- **WORK TO COMPLETE**: Filter the records below for the word "display". Copy each line that holds it.

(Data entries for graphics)
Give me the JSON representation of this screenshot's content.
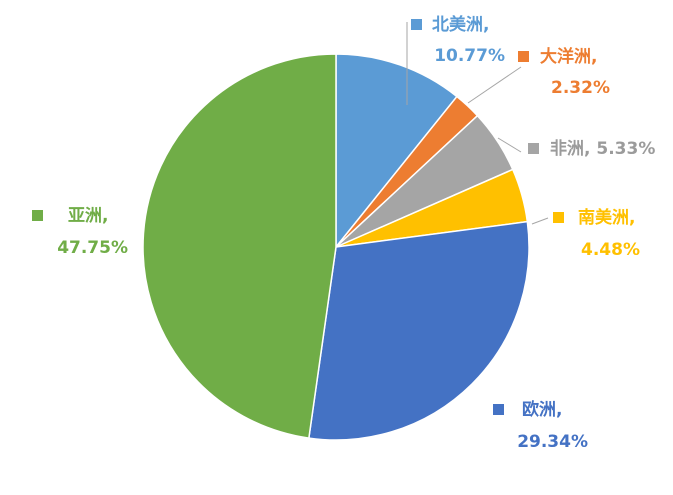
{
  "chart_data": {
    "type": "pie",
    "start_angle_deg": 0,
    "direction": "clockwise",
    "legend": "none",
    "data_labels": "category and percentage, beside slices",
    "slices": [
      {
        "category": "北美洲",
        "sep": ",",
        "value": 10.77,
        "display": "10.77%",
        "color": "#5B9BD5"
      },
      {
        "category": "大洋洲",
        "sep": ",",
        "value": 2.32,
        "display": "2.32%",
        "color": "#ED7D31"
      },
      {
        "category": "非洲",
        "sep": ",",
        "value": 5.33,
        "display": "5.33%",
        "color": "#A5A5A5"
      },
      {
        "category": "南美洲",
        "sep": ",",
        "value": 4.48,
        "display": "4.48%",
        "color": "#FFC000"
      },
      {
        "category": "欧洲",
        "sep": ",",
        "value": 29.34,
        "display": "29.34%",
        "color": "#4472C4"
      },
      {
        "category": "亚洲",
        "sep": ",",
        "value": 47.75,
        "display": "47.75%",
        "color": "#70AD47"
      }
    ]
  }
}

--

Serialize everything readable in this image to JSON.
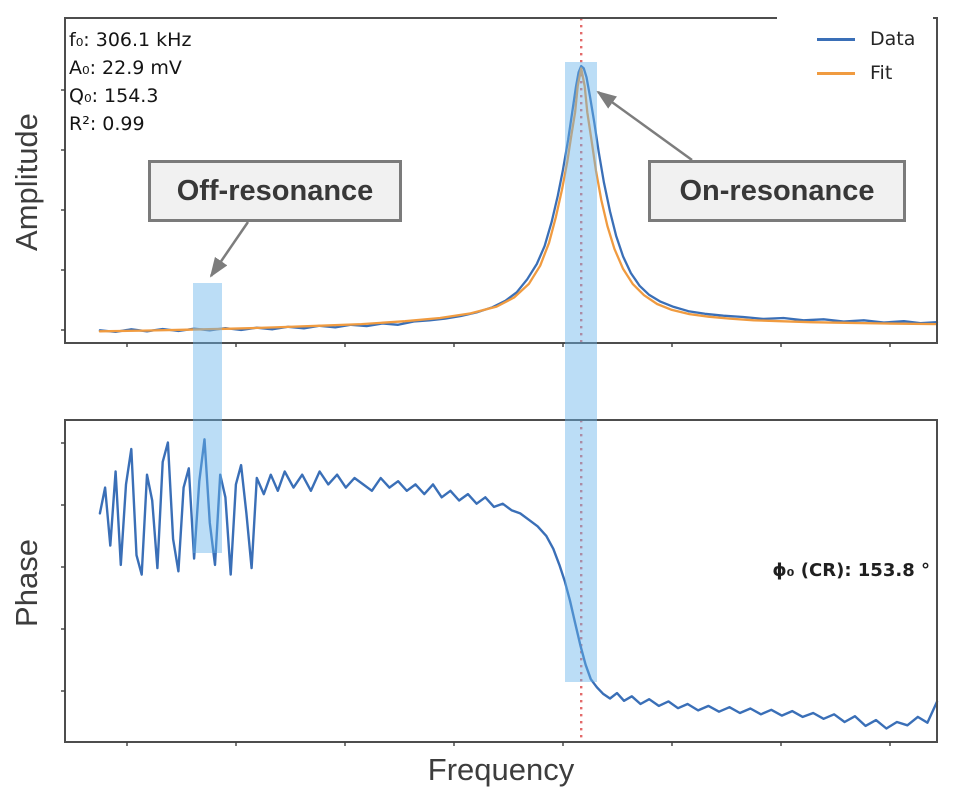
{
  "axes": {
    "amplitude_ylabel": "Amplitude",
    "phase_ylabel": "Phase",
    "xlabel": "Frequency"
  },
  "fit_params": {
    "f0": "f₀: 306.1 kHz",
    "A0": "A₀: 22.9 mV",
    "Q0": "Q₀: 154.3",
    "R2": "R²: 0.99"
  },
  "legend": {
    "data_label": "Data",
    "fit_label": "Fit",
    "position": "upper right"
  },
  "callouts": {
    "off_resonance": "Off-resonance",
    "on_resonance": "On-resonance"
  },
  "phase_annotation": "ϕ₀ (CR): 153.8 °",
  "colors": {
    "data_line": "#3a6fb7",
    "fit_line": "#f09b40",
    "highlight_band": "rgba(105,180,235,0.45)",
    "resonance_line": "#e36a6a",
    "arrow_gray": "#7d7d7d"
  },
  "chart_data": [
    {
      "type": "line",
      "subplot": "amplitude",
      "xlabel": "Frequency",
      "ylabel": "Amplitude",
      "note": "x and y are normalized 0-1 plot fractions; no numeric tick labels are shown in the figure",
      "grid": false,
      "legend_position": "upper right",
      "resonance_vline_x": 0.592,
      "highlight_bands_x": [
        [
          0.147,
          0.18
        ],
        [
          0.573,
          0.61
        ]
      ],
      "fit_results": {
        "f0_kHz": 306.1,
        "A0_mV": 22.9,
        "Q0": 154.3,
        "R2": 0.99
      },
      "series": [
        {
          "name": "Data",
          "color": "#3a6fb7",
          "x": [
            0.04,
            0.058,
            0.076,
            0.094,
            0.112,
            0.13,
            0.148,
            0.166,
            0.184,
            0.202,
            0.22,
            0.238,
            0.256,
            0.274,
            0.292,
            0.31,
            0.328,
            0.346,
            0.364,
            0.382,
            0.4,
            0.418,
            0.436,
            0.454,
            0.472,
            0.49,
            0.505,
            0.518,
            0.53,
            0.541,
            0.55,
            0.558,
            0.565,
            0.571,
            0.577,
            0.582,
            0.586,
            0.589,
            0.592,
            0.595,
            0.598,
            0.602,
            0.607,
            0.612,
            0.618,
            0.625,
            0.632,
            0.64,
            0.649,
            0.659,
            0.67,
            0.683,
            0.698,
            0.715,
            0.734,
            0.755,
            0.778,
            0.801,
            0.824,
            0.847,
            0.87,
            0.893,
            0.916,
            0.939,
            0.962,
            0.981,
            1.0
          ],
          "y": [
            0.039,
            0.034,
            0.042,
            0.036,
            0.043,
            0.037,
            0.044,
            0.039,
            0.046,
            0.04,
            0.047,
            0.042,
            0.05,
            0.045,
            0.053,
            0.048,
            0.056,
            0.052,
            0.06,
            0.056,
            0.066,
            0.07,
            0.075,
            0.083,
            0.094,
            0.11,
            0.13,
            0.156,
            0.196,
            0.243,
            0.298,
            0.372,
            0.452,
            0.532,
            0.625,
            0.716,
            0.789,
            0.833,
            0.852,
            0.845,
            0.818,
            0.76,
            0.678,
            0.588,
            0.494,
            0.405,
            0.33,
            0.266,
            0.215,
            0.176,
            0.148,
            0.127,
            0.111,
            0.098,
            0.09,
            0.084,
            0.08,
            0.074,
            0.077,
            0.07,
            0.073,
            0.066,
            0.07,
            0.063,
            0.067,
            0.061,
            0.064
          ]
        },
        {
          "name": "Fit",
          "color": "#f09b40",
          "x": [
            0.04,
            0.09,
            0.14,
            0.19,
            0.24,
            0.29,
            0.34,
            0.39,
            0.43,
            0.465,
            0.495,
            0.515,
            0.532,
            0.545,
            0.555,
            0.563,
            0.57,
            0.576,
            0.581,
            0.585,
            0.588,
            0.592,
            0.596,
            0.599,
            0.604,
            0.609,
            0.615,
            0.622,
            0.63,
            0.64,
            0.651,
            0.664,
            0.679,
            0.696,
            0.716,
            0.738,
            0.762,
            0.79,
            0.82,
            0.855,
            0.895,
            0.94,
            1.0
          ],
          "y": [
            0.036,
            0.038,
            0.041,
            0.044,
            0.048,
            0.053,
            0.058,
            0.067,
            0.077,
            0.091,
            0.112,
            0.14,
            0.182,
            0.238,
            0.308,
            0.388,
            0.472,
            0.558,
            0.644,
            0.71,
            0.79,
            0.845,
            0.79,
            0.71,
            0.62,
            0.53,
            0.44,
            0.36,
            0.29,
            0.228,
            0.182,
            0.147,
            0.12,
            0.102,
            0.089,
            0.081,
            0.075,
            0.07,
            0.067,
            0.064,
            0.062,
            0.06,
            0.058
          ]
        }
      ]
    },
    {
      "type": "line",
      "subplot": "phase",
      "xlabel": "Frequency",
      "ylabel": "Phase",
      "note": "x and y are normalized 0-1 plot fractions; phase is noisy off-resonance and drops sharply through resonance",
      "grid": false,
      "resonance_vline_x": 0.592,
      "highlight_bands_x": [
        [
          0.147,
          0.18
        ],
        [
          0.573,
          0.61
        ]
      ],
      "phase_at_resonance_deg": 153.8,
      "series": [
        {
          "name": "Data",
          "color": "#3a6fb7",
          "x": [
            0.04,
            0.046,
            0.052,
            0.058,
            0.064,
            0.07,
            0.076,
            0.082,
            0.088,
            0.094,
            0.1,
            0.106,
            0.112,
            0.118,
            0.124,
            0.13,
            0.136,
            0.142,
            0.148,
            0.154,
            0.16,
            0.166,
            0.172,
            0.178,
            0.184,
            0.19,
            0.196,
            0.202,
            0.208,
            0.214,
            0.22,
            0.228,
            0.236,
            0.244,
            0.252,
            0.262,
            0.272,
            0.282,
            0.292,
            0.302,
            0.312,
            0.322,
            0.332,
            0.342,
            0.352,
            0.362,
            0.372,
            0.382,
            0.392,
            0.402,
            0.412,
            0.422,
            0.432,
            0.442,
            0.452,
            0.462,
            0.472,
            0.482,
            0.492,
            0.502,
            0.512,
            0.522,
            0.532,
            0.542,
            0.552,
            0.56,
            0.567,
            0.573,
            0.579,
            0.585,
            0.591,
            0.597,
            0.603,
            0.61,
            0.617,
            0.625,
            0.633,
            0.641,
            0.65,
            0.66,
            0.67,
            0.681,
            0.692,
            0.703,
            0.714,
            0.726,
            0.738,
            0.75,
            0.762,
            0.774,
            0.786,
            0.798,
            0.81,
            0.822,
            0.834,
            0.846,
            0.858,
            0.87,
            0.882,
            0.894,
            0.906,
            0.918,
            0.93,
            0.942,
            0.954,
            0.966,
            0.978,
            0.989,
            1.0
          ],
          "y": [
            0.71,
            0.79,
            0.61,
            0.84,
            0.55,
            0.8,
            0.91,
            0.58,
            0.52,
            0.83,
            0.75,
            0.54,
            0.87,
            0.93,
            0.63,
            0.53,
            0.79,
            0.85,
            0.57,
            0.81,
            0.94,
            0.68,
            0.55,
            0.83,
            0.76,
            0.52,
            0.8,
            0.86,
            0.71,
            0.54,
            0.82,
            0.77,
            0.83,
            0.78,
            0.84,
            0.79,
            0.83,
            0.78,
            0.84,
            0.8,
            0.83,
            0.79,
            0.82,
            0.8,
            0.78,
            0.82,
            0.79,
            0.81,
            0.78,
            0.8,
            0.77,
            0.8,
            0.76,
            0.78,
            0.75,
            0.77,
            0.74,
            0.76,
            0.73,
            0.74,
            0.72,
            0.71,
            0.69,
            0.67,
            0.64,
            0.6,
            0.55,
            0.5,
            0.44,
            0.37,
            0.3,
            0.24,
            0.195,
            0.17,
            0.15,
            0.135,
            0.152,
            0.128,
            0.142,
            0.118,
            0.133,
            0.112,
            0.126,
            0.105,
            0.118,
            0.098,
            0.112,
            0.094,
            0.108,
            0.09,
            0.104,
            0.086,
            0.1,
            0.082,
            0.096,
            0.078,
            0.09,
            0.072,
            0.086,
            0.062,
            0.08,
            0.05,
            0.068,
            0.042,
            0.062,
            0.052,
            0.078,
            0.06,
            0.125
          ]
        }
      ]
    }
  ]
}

- **FULL ANSWER**:
        "display": "10.77%",
        "display": "2.32%",
        "display": "5.33%",
        "display": "4.48%",
        "display": "29.34%",
        "display": "47.75%",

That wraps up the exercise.